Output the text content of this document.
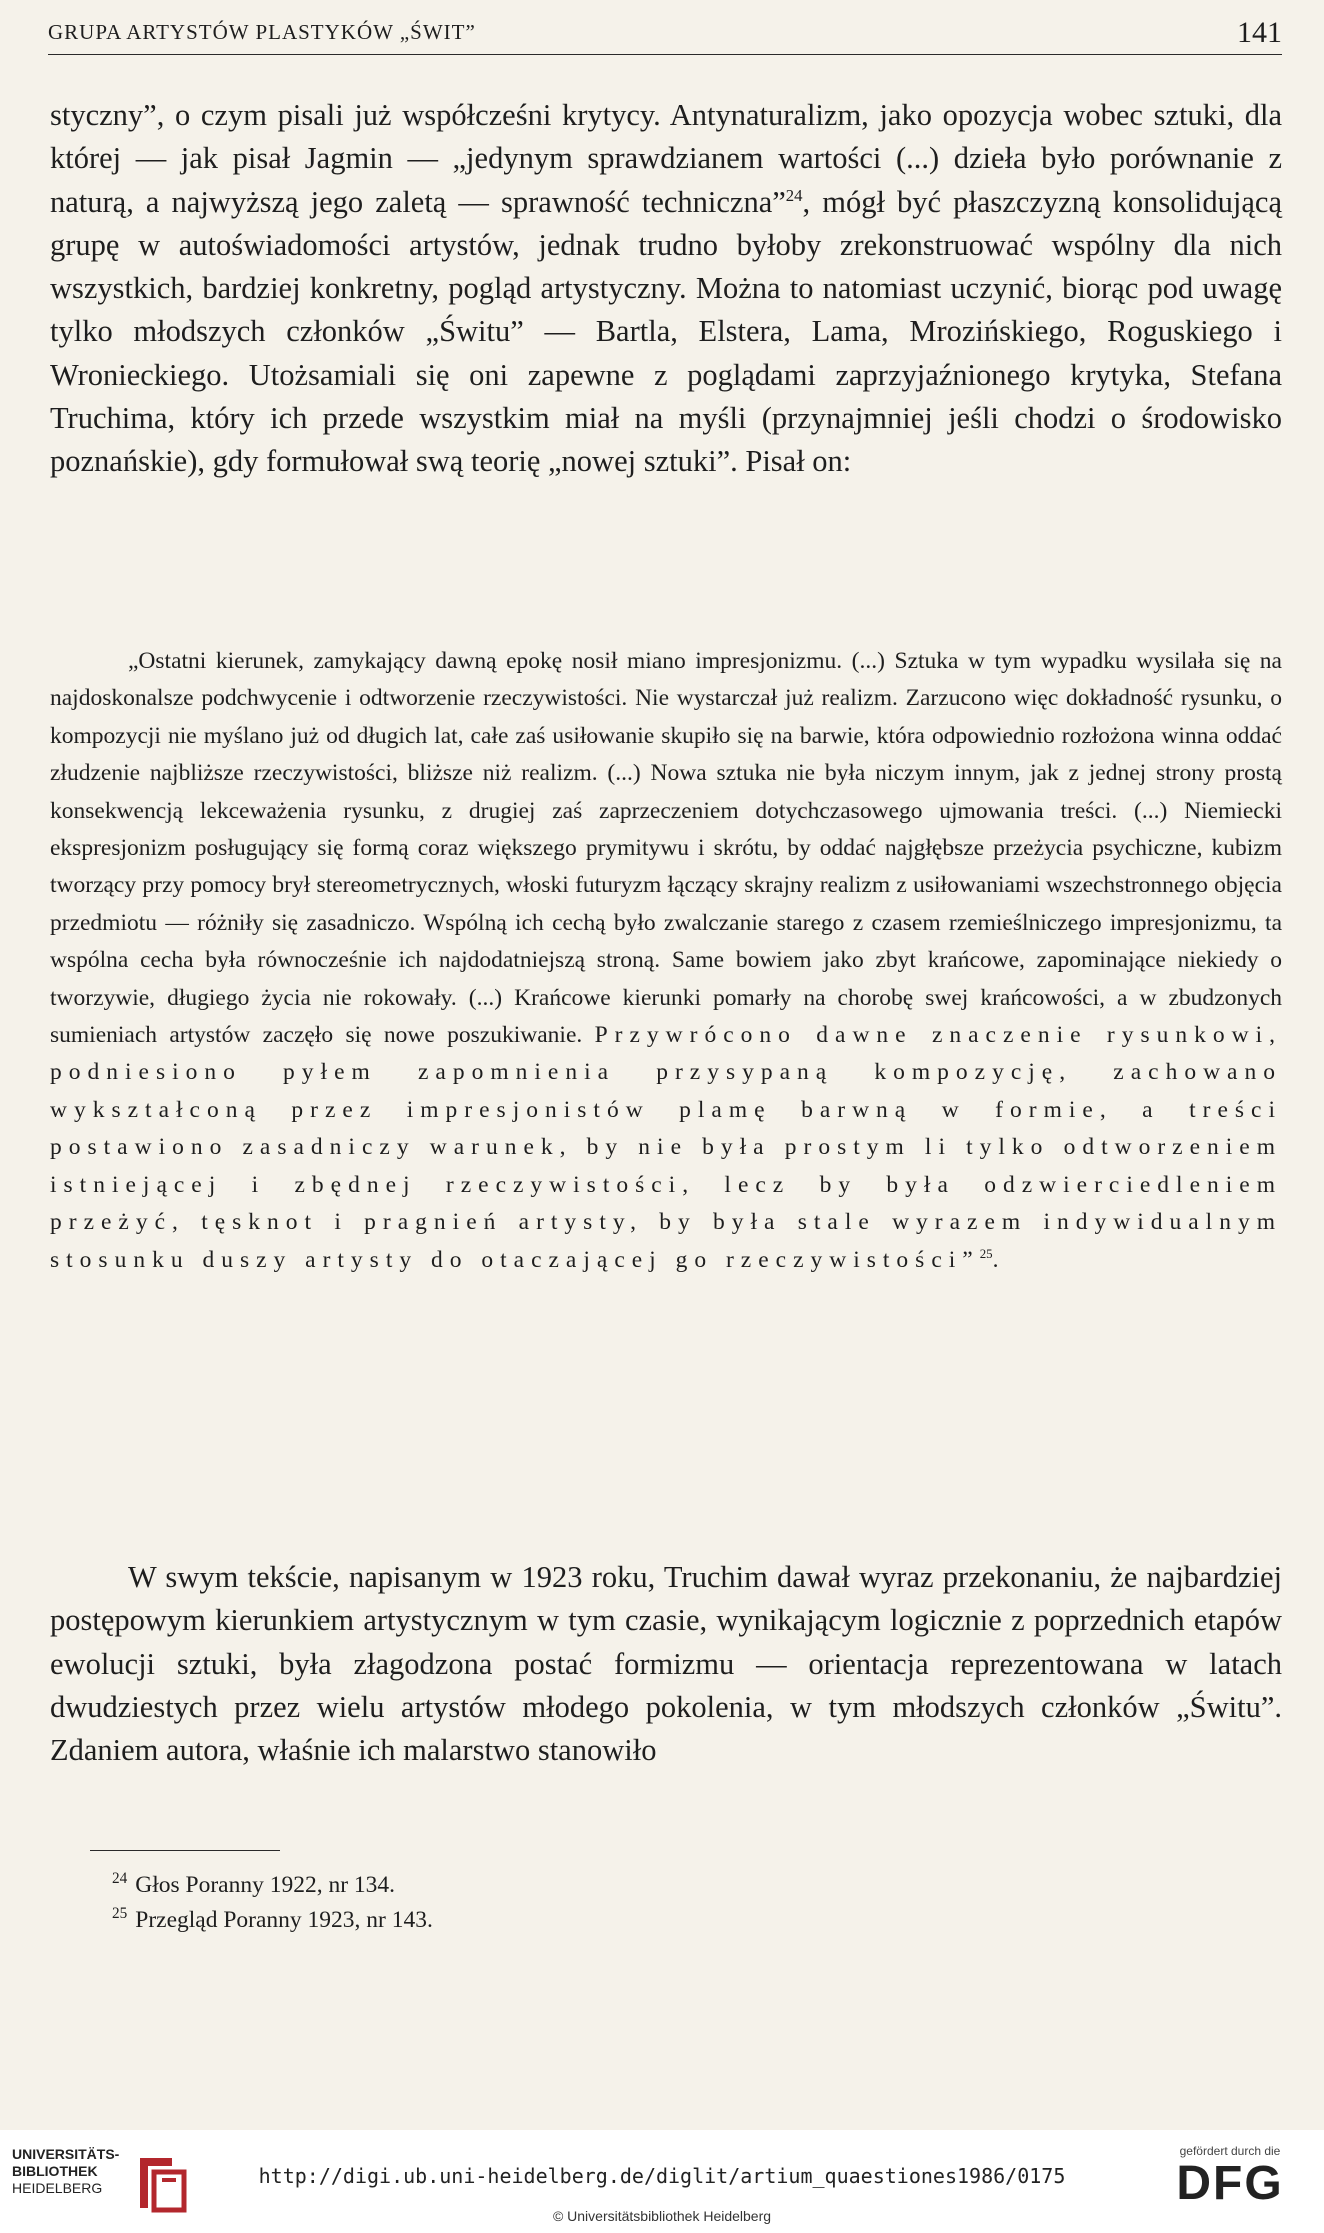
GRUPA ARTYSTÓW PLASTYKÓW „ŚWIT”	141

styczny”, o czym pisali już współcześni krytycy. Antynaturalizm, jako opozycja wobec sztuki, dla której — jak pisał Jagmin — „jedynym sprawdzianem wartości (...) dzieła było porównanie z naturą, a najwyższą jego zaletą — sprawność techniczna”$^{24}$, mógł być płaszczyzną konsolidującą grupę w autoświadomości artystów, jednak trudno byłoby zrekonstruować wspólny dla nich wszystkich, bardziej konkretny, pogląd artystyczny. Można to natomiast uczynić, biorąc pod uwagę tylko młodszych członków „Świtu” — Bartla, Elstera, Lama, Mrozińskiego, Roguskiego i Wronieckiego. Utożsamiali się oni zapewne z poglądami zaprzyjaźnionego krytyka, Stefana Truchima, który ich przede wszystkim miał na myśli (przynajmniej jeśli chodzi o środowisko poznańskie), gdy formułował swą teorię „nowej sztuki”. Pisał on:

„Ostatni kierunek, zamykający dawną epokę nosił miano impresjonizmu. (...) Sztuka w tym wypadku wysilała się na najdoskonalsze podchwycenie i odtworzenie rzeczywistości. Nie wystarczał już realizm. Zarzucono więc dokładność rysunku, o kompozycji nie myślano już od długich lat, całe zaś usiłowanie skupiło się na barwie, która odpowiednio rozłożona winna oddać złudzenie najbliższe rzeczywistości, bliższe niż realizm. (...) Nowa sztuka nie była niczym innym, jak z jednej strony prostą konsekwencją lekceważenia rysunku, z drugiej zaś zaprzeczeniem dotychczasowego ujmowania treści. (...) Niemiecki ekspresjonizm posługujący się formą coraz większego prymitywu i skrótu, by oddać najgłębsze przeżycia psychiczne, kubizm tworzący przy pomocy brył stereometrycznych, włoski futuryzm łączący skrajny realizm z usiłowaniami wszechstronnego objęcia przedmiotu — różniły się zasadniczo. Wspólną ich cechą było zwalczanie starego z czasem rzemieślniczego impresjonizmu, ta wspólna cecha była równocześnie ich najdodatniejszą stroną. Same bowiem jako zbyt krańcowe, zapominające niekiedy o tworzywie, długiego życia nie rokowały. (...) Krańcowe kierunki pomarły na chorobę swej krańcowości, a w zbudzonych sumieniach artystów zaczęło się nowe poszukiwanie. Przywrócono dawne znaczenie rysunkowi, podniesiono pyłem zapomnienia przysypaną kompozycję, zachowano wykształconą przez impresjonistów plamę barwną w formie, a treści postawiono zasadniczy warunek, by nie była prostym li tylko odtworzeniem istniejącej i zbędnej rzeczywistości, lecz by była odzwierciedleniem przeżyć, tęsknot i pragnień artysty, by była stale wyrazem indywidualnym stosunku duszy artysty do otaczającej go rzeczywistości”$^{25}$.

W swym tekście, napisanym w 1923 roku, Truchim dawał wyraz przekonaniu, że najbardziej postępowym kierunkiem artystycznym w tym czasie, wynikającym logicznie z poprzednich etapów ewolucji sztuki, była złagodzona postać formizmu — orientacja reprezentowana w latach dwudziestych przez wielu artystów młodego pokolenia, w tym młodszych członków „Świtu”. Zdaniem autora, właśnie ich malarstwo stanowiło

$^{24}$ Głos Poranny 1922, nr 134.
$^{25}$ Przegląd Poranny 1923, nr 143.
UNIVERSITÄTS-
BIBLIOTHEK
HEIDELBERG	http://digi.ub.uni-heidelberg.de/diglit/artium_quaestiones1986/0175
© Universitätsbibliothek Heidelberg
gefördert durch die
DFG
------------------------------
### Exercise task:
Reproduce the material above verbatim; omit every picture.

### Problem solution:
Output the text content of this document.
GRUPA ARTYSTÓW PLASTYKÓW „ŚWIT”	141

styczny”, o czym pisali już współcześni krytycy. Antynaturalizm, jako opozycja wobec sztuki, dla której — jak pisał Jagmin — „jedynym sprawdzianem wartości (...) dzieła było porównanie z naturą, a najwyższą jego zaletą — sprawność techniczna”$^{24}$, mógł być płaszczyzną konsolidującą grupę w autoświadomości artystów, jednak trudno byłoby zrekonstruować wspólny dla nich wszystkich, bardziej konkretny, pogląd artystyczny. Można to natomiast uczynić, biorąc pod uwagę tylko młodszych członków „Świtu” — Bartla, Elstera, Lama, Mrozińskiego, Roguskiego i Wronieckiego. Utożsamiali się oni zapewne z poglądami zaprzyjaźnionego krytyka, Stefana Truchima, który ich przede wszystkim miał na myśli (przynajmniej jeśli chodzi o środowisko poznańskie), gdy formułował swą teorię „nowej sztuki”. Pisał on:

„Ostatni kierunek, zamykający dawną epokę nosił miano impresjonizmu. (...) Sztuka w tym wypadku wysilała się na najdoskonalsze podchwycenie i odtworzenie rzeczywistości. Nie wystarczał już realizm. Zarzucono więc dokładność rysunku, o kompozycji nie myślano już od długich lat, całe zaś usiłowanie skupiło się na barwie, która odpowiednio rozłożona winna oddać złudzenie najbliższe rzeczywistości, bliższe niż realizm. (...) Nowa sztuka nie była niczym innym, jak z jednej strony prostą konsekwencją lekceważenia rysunku, z drugiej zaś zaprzeczeniem dotychczasowego ujmowania treści. (...) Niemiecki ekspresjonizm posługujący się formą coraz większego prymitywu i skrótu, by oddać najgłębsze przeżycia psychiczne, kubizm tworzący przy pomocy brył stereometrycznych, włoski futuryzm łączący skrajny realizm z usiłowaniami wszechstronnego objęcia przedmiotu — różniły się zasadniczo. Wspólną ich cechą było zwalczanie starego z czasem rzemieślniczego impresjonizmu, ta wspólna cecha była równocześnie ich najdodatniejszą stroną. Same bowiem jako zbyt krańcowe, zapominające niekiedy o tworzywie, długiego życia nie rokowały. (...) Krańcowe kierunki pomarły na chorobę swej krańcowości, a w zbudzonych sumieniach artystów zaczęło się nowe poszukiwanie. Przywrócono dawne znaczenie rysunkowi, podniesiono pyłem zapomnienia przysypaną kompozycję, zachowano wykształconą przez impresjonistów plamę barwną w formie, a treści postawiono zasadniczy warunek, by nie była prostym li tylko odtworzeniem istniejącej i zbędnej rzeczywistości, lecz by była odzwierciedleniem przeżyć, tęsknot i pragnień artysty, by była stale wyrazem indywidualnym stosunku duszy artysty do otaczającej go rzeczywistości”$^{25}$.

W swym tekście, napisanym w 1923 roku, Truchim dawał wyraz przekonaniu, że najbardziej postępowym kierunkiem artystycznym w tym czasie, wynikającym logicznie z poprzednich etapów ewolucji sztuki, była złagodzona postać formizmu — orientacja reprezentowana w latach dwudziestych przez wielu artystów młodego pokolenia, w tym młodszych członków „Świtu”. Zdaniem autora, właśnie ich malarstwo stanowiło

$^{24}$ Głos Poranny 1922, nr 134.
$^{25}$ Przegląd Poranny 1923, nr 143.
UNIVERSITÄTS-
BIBLIOTHEK
HEIDELBERG	http://digi.ub.uni-heidelberg.de/diglit/artium_quaestiones1986/0175
© Universitätsbibliothek Heidelberg
gefördert durch die
DFG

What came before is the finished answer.